* Aim
Scan the listing below and copy every line holding "JSON".

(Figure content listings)
"""
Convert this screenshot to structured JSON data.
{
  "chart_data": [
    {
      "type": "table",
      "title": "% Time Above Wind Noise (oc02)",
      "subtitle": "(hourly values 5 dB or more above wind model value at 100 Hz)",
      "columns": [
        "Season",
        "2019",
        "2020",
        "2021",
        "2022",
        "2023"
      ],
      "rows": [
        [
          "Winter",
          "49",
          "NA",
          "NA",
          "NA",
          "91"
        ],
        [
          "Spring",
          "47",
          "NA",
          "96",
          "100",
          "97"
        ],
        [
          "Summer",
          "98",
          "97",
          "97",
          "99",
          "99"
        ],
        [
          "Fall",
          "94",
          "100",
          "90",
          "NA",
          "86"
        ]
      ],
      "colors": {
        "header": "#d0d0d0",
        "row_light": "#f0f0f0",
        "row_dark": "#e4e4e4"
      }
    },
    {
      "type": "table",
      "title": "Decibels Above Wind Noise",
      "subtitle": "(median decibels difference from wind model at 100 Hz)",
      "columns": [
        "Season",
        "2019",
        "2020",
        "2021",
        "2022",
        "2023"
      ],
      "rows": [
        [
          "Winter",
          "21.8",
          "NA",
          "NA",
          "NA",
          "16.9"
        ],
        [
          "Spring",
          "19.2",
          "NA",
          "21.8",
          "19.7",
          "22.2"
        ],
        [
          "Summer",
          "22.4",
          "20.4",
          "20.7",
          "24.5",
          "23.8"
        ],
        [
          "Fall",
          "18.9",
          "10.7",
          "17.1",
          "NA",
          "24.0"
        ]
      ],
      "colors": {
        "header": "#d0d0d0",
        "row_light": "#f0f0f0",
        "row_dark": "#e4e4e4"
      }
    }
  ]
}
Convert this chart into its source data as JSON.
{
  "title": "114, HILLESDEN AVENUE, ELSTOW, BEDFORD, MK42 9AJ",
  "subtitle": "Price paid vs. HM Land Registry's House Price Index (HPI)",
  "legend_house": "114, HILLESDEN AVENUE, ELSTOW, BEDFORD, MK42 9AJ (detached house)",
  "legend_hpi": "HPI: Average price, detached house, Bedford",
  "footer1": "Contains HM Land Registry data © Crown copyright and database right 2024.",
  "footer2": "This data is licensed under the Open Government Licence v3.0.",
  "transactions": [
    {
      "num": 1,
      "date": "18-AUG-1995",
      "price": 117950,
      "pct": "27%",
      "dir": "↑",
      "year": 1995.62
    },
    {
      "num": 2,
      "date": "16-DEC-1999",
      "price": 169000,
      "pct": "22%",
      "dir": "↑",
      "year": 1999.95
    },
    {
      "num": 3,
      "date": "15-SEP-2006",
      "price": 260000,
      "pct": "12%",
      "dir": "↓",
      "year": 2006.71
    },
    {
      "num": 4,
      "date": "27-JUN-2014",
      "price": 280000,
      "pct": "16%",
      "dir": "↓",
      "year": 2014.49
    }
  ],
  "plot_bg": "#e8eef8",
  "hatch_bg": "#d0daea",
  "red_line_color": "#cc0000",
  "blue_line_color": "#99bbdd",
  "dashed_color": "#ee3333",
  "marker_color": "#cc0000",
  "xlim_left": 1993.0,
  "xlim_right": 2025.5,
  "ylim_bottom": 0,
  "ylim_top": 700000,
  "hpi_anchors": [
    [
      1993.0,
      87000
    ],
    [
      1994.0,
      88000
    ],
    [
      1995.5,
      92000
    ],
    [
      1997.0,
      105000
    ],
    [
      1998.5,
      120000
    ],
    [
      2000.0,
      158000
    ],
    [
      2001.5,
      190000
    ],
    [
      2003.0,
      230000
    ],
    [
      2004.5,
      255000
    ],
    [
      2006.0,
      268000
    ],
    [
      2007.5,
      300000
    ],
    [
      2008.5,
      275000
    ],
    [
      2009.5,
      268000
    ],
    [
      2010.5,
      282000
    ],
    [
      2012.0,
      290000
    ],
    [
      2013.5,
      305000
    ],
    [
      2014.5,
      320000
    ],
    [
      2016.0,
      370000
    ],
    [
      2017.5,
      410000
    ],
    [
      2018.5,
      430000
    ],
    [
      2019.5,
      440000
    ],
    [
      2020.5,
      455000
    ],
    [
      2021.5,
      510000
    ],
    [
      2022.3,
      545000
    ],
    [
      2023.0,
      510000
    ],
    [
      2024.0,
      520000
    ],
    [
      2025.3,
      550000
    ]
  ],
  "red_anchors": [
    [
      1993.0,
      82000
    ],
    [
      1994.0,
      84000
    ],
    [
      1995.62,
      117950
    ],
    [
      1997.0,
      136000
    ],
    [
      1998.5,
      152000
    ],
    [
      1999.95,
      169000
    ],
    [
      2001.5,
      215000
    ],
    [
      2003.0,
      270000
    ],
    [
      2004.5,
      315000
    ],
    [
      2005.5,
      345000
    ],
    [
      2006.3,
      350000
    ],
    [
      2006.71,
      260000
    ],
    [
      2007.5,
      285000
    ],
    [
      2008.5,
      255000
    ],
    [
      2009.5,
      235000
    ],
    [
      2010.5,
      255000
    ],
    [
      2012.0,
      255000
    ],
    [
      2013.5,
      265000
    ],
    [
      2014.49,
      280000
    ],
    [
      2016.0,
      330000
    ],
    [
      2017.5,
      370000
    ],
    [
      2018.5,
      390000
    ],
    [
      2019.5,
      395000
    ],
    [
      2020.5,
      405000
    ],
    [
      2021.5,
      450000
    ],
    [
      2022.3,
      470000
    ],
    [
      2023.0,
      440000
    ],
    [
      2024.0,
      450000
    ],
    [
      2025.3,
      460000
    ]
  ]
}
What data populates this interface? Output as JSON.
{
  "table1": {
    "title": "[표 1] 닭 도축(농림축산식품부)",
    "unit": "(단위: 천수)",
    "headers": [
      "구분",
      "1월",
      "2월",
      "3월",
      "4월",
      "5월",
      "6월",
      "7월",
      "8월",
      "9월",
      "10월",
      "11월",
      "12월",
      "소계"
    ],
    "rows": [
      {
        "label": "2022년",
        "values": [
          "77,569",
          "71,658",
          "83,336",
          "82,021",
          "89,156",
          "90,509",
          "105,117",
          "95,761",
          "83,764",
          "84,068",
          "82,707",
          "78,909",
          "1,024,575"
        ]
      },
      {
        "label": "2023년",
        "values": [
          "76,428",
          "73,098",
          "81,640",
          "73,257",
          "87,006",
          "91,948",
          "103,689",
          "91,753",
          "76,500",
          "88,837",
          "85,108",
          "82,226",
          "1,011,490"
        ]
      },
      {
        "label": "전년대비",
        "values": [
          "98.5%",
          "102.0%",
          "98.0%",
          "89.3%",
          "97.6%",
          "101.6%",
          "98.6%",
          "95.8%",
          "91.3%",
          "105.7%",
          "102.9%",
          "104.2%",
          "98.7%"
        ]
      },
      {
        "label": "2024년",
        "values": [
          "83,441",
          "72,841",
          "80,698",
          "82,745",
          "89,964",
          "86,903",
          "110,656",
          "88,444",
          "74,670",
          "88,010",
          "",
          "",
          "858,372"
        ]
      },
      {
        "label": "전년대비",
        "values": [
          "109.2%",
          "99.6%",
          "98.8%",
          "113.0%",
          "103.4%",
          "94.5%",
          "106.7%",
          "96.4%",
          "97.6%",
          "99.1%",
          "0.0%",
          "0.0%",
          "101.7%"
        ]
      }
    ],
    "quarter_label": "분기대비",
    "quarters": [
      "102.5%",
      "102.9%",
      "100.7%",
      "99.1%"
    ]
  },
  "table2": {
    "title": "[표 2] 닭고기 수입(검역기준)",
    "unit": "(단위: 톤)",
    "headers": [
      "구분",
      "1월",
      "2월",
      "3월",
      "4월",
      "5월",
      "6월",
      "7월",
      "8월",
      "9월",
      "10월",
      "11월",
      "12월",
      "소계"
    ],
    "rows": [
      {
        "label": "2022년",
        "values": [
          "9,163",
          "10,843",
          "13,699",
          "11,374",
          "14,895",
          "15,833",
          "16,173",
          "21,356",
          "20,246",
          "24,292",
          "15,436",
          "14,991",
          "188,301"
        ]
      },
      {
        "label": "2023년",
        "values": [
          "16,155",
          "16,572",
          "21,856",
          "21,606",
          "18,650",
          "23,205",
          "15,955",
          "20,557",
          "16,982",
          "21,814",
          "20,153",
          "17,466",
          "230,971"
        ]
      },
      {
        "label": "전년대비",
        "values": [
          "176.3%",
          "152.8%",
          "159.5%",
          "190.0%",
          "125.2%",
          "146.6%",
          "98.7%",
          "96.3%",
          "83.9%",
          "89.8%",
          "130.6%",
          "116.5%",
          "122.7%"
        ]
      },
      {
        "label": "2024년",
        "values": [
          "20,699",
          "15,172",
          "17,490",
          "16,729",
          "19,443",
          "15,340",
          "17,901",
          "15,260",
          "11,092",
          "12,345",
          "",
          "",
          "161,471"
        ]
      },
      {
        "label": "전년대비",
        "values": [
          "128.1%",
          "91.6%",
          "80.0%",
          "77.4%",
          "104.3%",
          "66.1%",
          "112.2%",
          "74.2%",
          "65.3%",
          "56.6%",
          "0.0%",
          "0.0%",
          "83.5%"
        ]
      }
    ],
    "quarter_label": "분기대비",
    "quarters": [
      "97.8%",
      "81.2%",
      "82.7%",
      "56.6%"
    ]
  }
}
"""
* Full solution
Convert this screenshot to structured JSON data.
Convert this chart into its source data as JSON.
What data populates this interface? Output as JSON.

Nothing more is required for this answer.